● Given task: Return each entry exactly, omitting nothing.

● Data excerpts:
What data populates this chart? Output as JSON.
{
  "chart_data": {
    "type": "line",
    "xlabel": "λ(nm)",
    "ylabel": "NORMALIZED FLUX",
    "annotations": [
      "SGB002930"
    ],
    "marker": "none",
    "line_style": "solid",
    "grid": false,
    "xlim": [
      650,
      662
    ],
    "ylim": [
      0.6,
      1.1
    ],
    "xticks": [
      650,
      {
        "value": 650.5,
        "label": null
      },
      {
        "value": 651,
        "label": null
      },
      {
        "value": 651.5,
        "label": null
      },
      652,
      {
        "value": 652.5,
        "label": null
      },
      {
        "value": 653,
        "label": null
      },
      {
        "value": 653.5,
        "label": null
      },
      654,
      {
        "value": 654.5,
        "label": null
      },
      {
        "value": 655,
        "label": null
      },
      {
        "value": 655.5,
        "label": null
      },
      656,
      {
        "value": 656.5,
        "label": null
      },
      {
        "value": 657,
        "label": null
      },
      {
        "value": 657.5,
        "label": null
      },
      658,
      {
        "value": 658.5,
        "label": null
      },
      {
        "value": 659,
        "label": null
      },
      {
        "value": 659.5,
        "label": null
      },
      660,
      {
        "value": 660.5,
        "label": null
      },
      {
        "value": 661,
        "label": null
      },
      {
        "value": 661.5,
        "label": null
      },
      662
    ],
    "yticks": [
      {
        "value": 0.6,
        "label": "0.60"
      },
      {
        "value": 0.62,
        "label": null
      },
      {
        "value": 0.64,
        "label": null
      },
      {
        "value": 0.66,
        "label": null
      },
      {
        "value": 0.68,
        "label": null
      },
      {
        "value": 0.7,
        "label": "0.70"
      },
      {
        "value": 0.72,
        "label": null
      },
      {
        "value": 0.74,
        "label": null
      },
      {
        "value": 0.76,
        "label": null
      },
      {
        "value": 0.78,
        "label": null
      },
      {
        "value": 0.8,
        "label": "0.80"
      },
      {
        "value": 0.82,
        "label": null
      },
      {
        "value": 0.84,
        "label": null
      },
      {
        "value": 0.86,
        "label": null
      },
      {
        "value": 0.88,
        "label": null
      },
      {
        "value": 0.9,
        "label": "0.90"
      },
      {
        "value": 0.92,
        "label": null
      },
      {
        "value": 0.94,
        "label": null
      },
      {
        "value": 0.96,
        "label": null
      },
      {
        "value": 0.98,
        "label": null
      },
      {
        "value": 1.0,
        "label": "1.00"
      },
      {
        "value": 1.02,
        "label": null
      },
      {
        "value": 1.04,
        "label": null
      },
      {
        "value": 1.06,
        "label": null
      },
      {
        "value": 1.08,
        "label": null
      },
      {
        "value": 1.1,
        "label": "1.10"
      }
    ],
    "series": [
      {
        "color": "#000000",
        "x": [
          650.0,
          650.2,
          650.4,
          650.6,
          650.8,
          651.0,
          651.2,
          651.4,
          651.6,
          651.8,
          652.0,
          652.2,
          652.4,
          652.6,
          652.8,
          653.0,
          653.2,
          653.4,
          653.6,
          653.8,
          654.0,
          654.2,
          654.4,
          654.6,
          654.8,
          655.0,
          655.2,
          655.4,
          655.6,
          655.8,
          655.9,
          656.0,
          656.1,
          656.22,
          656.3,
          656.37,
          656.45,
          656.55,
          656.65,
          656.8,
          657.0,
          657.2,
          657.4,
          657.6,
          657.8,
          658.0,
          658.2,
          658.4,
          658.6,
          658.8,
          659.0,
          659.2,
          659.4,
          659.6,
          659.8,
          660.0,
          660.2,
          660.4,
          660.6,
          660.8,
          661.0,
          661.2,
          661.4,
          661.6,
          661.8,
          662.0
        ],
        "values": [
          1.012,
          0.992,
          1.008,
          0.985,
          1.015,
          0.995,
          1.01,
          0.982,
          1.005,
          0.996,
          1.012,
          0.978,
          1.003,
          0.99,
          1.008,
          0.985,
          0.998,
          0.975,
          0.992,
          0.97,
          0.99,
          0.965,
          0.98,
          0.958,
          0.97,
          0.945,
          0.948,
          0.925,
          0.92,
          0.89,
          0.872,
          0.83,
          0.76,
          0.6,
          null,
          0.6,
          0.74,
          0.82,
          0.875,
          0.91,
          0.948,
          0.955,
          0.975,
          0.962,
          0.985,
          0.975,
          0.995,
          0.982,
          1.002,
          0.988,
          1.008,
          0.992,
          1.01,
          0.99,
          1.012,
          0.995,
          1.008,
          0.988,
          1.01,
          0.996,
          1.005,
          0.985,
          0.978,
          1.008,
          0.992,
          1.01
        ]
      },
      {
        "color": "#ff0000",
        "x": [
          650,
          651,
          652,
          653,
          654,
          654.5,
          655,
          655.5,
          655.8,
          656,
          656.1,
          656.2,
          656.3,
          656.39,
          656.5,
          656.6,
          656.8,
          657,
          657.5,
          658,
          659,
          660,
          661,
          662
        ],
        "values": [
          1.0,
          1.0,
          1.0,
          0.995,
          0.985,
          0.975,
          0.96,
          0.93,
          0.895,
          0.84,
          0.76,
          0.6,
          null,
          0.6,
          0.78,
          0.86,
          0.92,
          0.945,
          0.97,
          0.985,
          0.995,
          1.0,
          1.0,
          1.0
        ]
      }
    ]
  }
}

● Solution for this exercise:
What data populates this chart? Output as JSON.
{
  "chart_data": {
    "type": "line",
    "xlabel": "λ(nm)",
    "ylabel": "NORMALIZED FLUX",
    "annotations": [
      "SGB002930"
    ],
    "marker": "none",
    "line_style": "solid",
    "grid": false,
    "xlim": [
      650,
      662
    ],
    "ylim": [
      0.6,
      1.1
    ],
    "xticks": [
      650,
      {
        "value": 650.5,
        "label": null
      },
      {
        "value": 651,
        "label": null
      },
      {
        "value": 651.5,
        "label": null
      },
      652,
      {
        "value": 652.5,
        "label": null
      },
      {
        "value": 653,
        "label": null
      },
      {
        "value": 653.5,
        "label": null
      },
      654,
      {
        "value": 654.5,
        "label": null
      },
      {
        "value": 655,
        "label": null
      },
      {
        "value": 655.5,
        "label": null
      },
      656,
      {
        "value": 656.5,
        "label": null
      },
      {
        "value": 657,
        "label": null
      },
      {
        "value": 657.5,
        "label": null
      },
      658,
      {
        "value": 658.5,
        "label": null
      },
      {
        "value": 659,
        "label": null
      },
      {
        "value": 659.5,
        "label": null
      },
      660,
      {
        "value": 660.5,
        "label": null
      },
      {
        "value": 661,
        "label": null
      },
      {
        "value": 661.5,
        "label": null
      },
      662
    ],
    "yticks": [
      {
        "value": 0.6,
        "label": "0.60"
      },
      {
        "value": 0.62,
        "label": null
      },
      {
        "value": 0.64,
        "label": null
      },
      {
        "value": 0.66,
        "label": null
      },
      {
        "value": 0.68,
        "label": null
      },
      {
        "value": 0.7,
        "label": "0.70"
      },
      {
        "value": 0.72,
        "label": null
      },
      {
        "value": 0.74,
        "label": null
      },
      {
        "value": 0.76,
        "label": null
      },
      {
        "value": 0.78,
        "label": null
      },
      {
        "value": 0.8,
        "label": "0.80"
      },
      {
        "value": 0.82,
        "label": null
      },
      {
        "value": 0.84,
        "label": null
      },
      {
        "value": 0.86,
        "label": null
      },
      {
        "value": 0.88,
        "label": null
      },
      {
        "value": 0.9,
        "label": "0.90"
      },
      {
        "value": 0.92,
        "label": null
      },
      {
        "value": 0.94,
        "label": null
      },
      {
        "value": 0.96,
        "label": null
      },
      {
        "value": 0.98,
        "label": null
      },
      {
        "value": 1.0,
        "label": "1.00"
      },
      {
        "value": 1.02,
        "label": null
      },
      {
        "value": 1.04,
        "label": null
      },
      {
        "value": 1.06,
        "label": null
      },
      {
        "value": 1.08,
        "label": null
      },
      {
        "value": 1.1,
        "label": "1.10"
      }
    ],
    "series": [
      {
        "color": "#000000",
        "x": [
          650.0,
          650.2,
          650.4,
          650.6,
          650.8,
          651.0,
          651.2,
          651.4,
          651.6,
          651.8,
          652.0,
          652.2,
          652.4,
          652.6,
          652.8,
          653.0,
          653.2,
          653.4,
          653.6,
          653.8,
          654.0,
          654.2,
          654.4,
          654.6,
          654.8,
          655.0,
          655.2,
          655.4,
          655.6,
          655.8,
          655.9,
          656.0,
          656.1,
          656.22,
          656.3,
          656.37,
          656.45,
          656.55,
          656.65,
          656.8,
          657.0,
          657.2,
          657.4,
          657.6,
          657.8,
          658.0,
          658.2,
          658.4,
          658.6,
          658.8,
          659.0,
          659.2,
          659.4,
          659.6,
          659.8,
          660.0,
          660.2,
          660.4,
          660.6,
          660.8,
          661.0,
          661.2,
          661.4,
          661.6,
          661.8,
          662.0
        ],
        "values": [
          1.012,
          0.992,
          1.008,
          0.985,
          1.015,
          0.995,
          1.01,
          0.982,
          1.005,
          0.996,
          1.012,
          0.978,
          1.003,
          0.99,
          1.008,
          0.985,
          0.998,
          0.975,
          0.992,
          0.97,
          0.99,
          0.965,
          0.98,
          0.958,
          0.97,
          0.945,
          0.948,
          0.925,
          0.92,
          0.89,
          0.872,
          0.83,
          0.76,
          0.6,
          null,
          0.6,
          0.74,
          0.82,
          0.875,
          0.91,
          0.948,
          0.955,
          0.975,
          0.962,
          0.985,
          0.975,
          0.995,
          0.982,
          1.002,
          0.988,
          1.008,
          0.992,
          1.01,
          0.99,
          1.012,
          0.995,
          1.008,
          0.988,
          1.01,
          0.996,
          1.005,
          0.985,
          0.978,
          1.008,
          0.992,
          1.01
        ]
      },
      {
        "color": "#ff0000",
        "x": [
          650,
          651,
          652,
          653,
          654,
          654.5,
          655,
          655.5,
          655.8,
          656,
          656.1,
          656.2,
          656.3,
          656.39,
          656.5,
          656.6,
          656.8,
          657,
          657.5,
          658,
          659,
          660,
          661,
          662
        ],
        "values": [
          1.0,
          1.0,
          1.0,
          0.995,
          0.985,
          0.975,
          0.96,
          0.93,
          0.895,
          0.84,
          0.76,
          0.6,
          null,
          0.6,
          0.78,
          0.86,
          0.92,
          0.945,
          0.97,
          0.985,
          0.995,
          1.0,
          1.0,
          1.0
        ]
      }
    ]
  }
}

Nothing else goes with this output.